Trecho da página »
####################
Habilidades e competências do DPO
Embora D’Addario diga que não há, ainda, uma obrigatoriedade acadêmica para o exercício da função de DPO, a maior parte desses profissionais possuem um conhecimento em duas áreas especificas: Tecnologia da Informação e Direito.
O CEO explica, porém, que formações extracurriculares e cursos específicos sobre privacidade e proteção de dados, gestão de segurança da informação e cibersegurança são indispensáveis para qualquer profissional da área.
“Não sei se vai haver uma convergência entre as áreas ou se vai nascer um outro profissional como um advogado que também é um cientista de dados, mas fica evidente que há uma necessidade clara de que esse profissional conheça muito bem as leis e saiba interpretá-las, e possua habilidades e conhecimentos profundos em muitas áreas da tecnologia da informação e cybersecurity“, explica D’Addario.
Para Vanessa, embora conhecimentos técnicos e teóricos sobre legislação e tratamento de dados sejam fundamentais para esse profissional, a habilidade mais importante de um DPO deve ser um entendimento amplo da operação da empresa, para que ele saiba exatamente quais mudanças devem ser feitas e quais serão seus impactos no funcionamento do modelo de negócio da companhia em questão.
“Junto com o DPO você possui um chefe de informação da empresa [Chief Information Officer ou CIO]. E esse profissional ainda estará em contato direto com o jurídico. Então o DPO não precisa necessariamente ser um especialista nessas duas áreas, mas ele precisa saber dizer ao CIO as mudanças que devem ser feitas e como essas mudanças devem impactar a empresa”, explica a advogada
Profissional demandado
Helder Moura, diretor de TI da Korn Ferry, empresa de consultoria empresarial, diz que a procura pelo DPO vai aumentar cada vez mais, já que, para ele, os dados, hoje, representam a maior riqueza das empresas.
“As empresas que mais valem no mundo hoje são as empresas que conseguem tirar e capitalizar informações relevantes sobre nós. Com os dados que possuem dos seus clientes, as companhias conseguem ganhar cada vez mais dinheiro, analisando esses dados para traçar as melhores estratégias de operação”, explica Moura ao InfoMoney.
Para ele, a área de análise, tratamento e manipulação de dados passou a ser o principal pilar das companhias atuais e, com isso, as empresas precisam cada vez mais de profissionais qualificados para realizar essa função.
“Para que as empresas evitem problemas com esses dados, é preciso investir em uma área forte para tratar essas informações. Uma empresa que mexe com dados e utiliza esses dados para gerar receita, precisa se adequar à LGPD o mais rápido possível, e isso demanda a necessidade de um bom profissional que possa realizar esse trabalho”, diz o diretor.
####################
Registros »
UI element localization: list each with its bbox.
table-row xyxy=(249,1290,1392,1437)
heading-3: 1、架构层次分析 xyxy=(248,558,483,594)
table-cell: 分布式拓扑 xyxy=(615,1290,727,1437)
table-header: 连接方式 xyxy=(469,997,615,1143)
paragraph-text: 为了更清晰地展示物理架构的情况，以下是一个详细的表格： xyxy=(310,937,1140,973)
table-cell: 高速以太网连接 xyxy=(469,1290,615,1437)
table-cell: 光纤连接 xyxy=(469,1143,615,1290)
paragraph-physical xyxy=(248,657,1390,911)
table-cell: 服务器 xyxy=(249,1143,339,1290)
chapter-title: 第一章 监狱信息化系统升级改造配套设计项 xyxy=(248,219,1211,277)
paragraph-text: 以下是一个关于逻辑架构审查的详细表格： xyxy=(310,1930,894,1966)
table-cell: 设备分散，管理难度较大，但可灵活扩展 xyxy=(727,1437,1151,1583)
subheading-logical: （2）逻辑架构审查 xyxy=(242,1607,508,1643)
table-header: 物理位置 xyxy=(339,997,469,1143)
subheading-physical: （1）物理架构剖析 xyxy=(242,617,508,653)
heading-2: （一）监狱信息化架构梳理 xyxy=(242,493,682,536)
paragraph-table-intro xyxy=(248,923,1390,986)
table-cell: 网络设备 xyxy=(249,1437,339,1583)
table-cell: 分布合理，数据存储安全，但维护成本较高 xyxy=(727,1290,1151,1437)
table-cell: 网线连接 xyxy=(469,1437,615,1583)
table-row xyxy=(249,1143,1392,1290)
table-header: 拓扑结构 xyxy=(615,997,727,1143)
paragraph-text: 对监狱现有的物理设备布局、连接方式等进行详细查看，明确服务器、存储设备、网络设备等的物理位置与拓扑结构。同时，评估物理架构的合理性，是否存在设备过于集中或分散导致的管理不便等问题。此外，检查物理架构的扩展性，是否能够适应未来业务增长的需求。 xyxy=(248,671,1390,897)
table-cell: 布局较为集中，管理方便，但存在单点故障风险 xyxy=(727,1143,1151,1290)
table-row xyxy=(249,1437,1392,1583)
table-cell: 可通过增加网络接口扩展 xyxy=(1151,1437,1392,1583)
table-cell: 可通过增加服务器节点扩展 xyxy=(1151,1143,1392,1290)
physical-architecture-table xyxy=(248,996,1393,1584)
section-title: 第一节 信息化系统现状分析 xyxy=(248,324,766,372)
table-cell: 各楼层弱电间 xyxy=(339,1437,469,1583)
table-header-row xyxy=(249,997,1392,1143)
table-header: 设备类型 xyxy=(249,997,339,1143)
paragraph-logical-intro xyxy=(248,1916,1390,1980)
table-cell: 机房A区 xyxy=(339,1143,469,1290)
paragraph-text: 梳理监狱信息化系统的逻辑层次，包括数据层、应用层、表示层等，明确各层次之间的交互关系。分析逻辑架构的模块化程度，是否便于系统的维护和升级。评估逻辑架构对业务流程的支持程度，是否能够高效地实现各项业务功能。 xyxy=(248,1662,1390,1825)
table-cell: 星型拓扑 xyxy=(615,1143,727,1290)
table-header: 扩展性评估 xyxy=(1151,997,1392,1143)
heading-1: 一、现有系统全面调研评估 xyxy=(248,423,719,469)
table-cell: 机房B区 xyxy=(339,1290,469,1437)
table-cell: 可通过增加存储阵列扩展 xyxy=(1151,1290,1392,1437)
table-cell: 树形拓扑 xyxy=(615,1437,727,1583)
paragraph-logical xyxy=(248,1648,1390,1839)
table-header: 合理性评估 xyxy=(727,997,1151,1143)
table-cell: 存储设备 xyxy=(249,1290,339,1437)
####################
Sobre a tarefa » Reproduza o trecho sobre as competências do DPO entre "Habilidades e competências" e "profissional da área.", inclusive, substituindo "cibersegurança" por "segurança cibernética".

Resposta final »
Habilidades e competências do DPO
Embora D’Addario diga que não há, ainda, uma obrigatoriedade acadêmica para o exercício da função de DPO, a maior parte desses profissionais possuem um conhecimento em duas áreas especificas: Tecnologia da Informação e Direito.
O CEO explica, porém, que formações extracurriculares e cursos específicos sobre privacidade e proteção de dados, gestão de segurança da informação e segurança cibernética são indispensáveis para qualquer profissional da área.